**TASK DESCRIPTION:**
Repeat each entry exactly and drop the pictures.

[Start TASK DATA]

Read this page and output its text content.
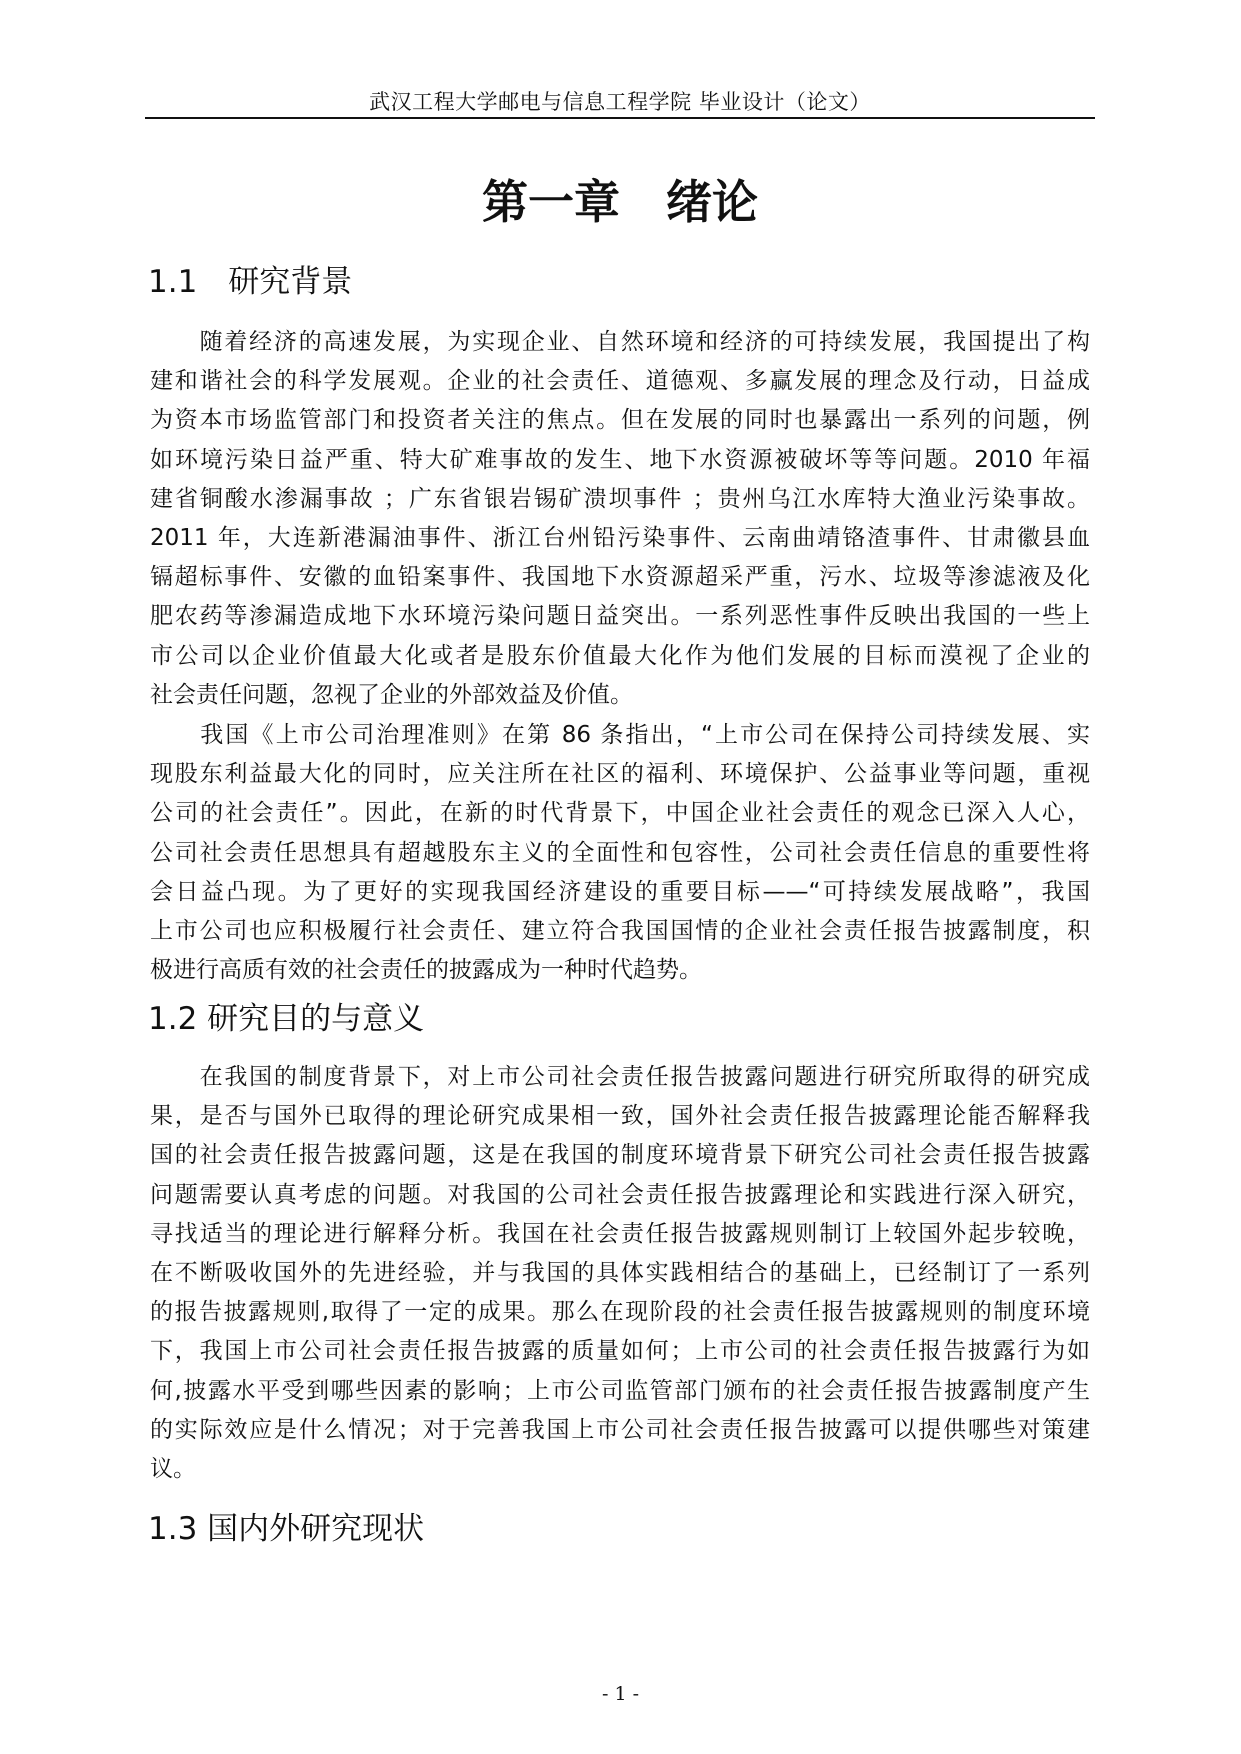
武汉工程大学邮电与信息工程学院 毕业设计（论文）
第一章　绪论
1.1　研究背景
　　随着经济的高速发展，为实现企业、自然环境和经济的可持续发展，我国提出了构
建和谐社会的科学发展观。企业的社会责任、道德观、多赢发展的理念及行动，日益成
为资本市场监管部门和投资者关注的焦点。但在发展的同时也暴露出一系列的问题，例
如环境污染日益严重、特大矿难事故的发生、地下水资源被破坏等等问题。2010 年福
建省铜酸水渗漏事故 ；广东省银岩锡矿溃坝事件 ；贵州乌江水库特大渔业污染事故。
2011 年，大连新港漏油事件、浙江台州铅污染事件、云南曲靖铬渣事件、甘肃徽县血
镉超标事件、安徽的血铅案事件、我国地下水资源超采严重，污水、垃圾等渗滤液及化
肥农药等渗漏造成地下水环境污染问题日益突出。一系列恶性事件反映出我国的一些上
市公司以企业价值最大化或者是股东价值最大化作为他们发展的目标而漠视了企业的
社会责任问题，忽视了企业的外部效益及价值。
　　我国《上市公司治理准则》在第 86 条指出，“上市公司在保持公司持续发展、实
现股东利益最大化的同时，应关注所在社区的福利、环境保护、公益事业等问题，重视
公司的社会责任”。因此，在新的时代背景下，中国企业社会责任的观念已深入人心，
公司社会责任思想具有超越股东主义的全面性和包容性，公司社会责任信息的重要性将
会日益凸现。为了更好的实现我国经济建设的重要目标——“可持续发展战略”，我国
上市公司也应积极履行社会责任、建立符合我国国情的企业社会责任报告披露制度，积
极进行高质有效的社会责任的披露成为一种时代趋势。
1.2 研究目的与意义
　　在我国的制度背景下，对上市公司社会责任报告披露问题进行研究所取得的研究成
果，是否与国外已取得的理论研究成果相一致，国外社会责任报告披露理论能否解释我
国的社会责任报告披露问题，这是在我国的制度环境背景下研究公司社会责任报告披露
问题需要认真考虑的问题。对我国的公司社会责任报告披露理论和实践进行深入研究，
寻找适当的理论进行解释分析。我国在社会责任报告披露规则制订上较国外起步较晚，
在不断吸收国外的先进经验，并与我国的具体实践相结合的基础上，已经制订了一系列
的报告披露规则,取得了一定的成果。那么在现阶段的社会责任报告披露规则的制度环境
下，我国上市公司社会责任报告披露的质量如何；上市公司的社会责任报告披露行为如
何,披露水平受到哪些因素的影响；上市公司监管部门颁布的社会责任报告披露制度产生
的实际效应是什么情况；对于完善我国上市公司社会责任报告披露可以提供哪些对策建
议。
1.3 国内外研究现状
- 1 -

[End TASK DATA]

**SOLUTION FOR THIS PROBLEM:**
Read this page and output its text content.
武汉工程大学邮电与信息工程学院 毕业设计（论文）
第一章　绪论
1.1　研究背景
　　随着经济的高速发展，为实现企业、自然环境和经济的可持续发展，我国提出了构
建和谐社会的科学发展观。企业的社会责任、道德观、多赢发展的理念及行动，日益成
为资本市场监管部门和投资者关注的焦点。但在发展的同时也暴露出一系列的问题，例
如环境污染日益严重、特大矿难事故的发生、地下水资源被破坏等等问题。2010 年福
建省铜酸水渗漏事故 ；广东省银岩锡矿溃坝事件 ；贵州乌江水库特大渔业污染事故。
2011 年，大连新港漏油事件、浙江台州铅污染事件、云南曲靖铬渣事件、甘肃徽县血
镉超标事件、安徽的血铅案事件、我国地下水资源超采严重，污水、垃圾等渗滤液及化
肥农药等渗漏造成地下水环境污染问题日益突出。一系列恶性事件反映出我国的一些上
市公司以企业价值最大化或者是股东价值最大化作为他们发展的目标而漠视了企业的
社会责任问题，忽视了企业的外部效益及价值。
　　我国《上市公司治理准则》在第 86 条指出，“上市公司在保持公司持续发展、实
现股东利益最大化的同时，应关注所在社区的福利、环境保护、公益事业等问题，重视
公司的社会责任”。因此，在新的时代背景下，中国企业社会责任的观念已深入人心，
公司社会责任思想具有超越股东主义的全面性和包容性，公司社会责任信息的重要性将
会日益凸现。为了更好的实现我国经济建设的重要目标——“可持续发展战略”，我国
上市公司也应积极履行社会责任、建立符合我国国情的企业社会责任报告披露制度，积
极进行高质有效的社会责任的披露成为一种时代趋势。
1.2 研究目的与意义
　　在我国的制度背景下，对上市公司社会责任报告披露问题进行研究所取得的研究成
果，是否与国外已取得的理论研究成果相一致，国外社会责任报告披露理论能否解释我
国的社会责任报告披露问题，这是在我国的制度环境背景下研究公司社会责任报告披露
问题需要认真考虑的问题。对我国的公司社会责任报告披露理论和实践进行深入研究，
寻找适当的理论进行解释分析。我国在社会责任报告披露规则制订上较国外起步较晚，
在不断吸收国外的先进经验，并与我国的具体实践相结合的基础上，已经制订了一系列
的报告披露规则,取得了一定的成果。那么在现阶段的社会责任报告披露规则的制度环境
下，我国上市公司社会责任报告披露的质量如何；上市公司的社会责任报告披露行为如
何,披露水平受到哪些因素的影响；上市公司监管部门颁布的社会责任报告披露制度产生
的实际效应是什么情况；对于完善我国上市公司社会责任报告披露可以提供哪些对策建
议。
1.3 国内外研究现状
- 1 -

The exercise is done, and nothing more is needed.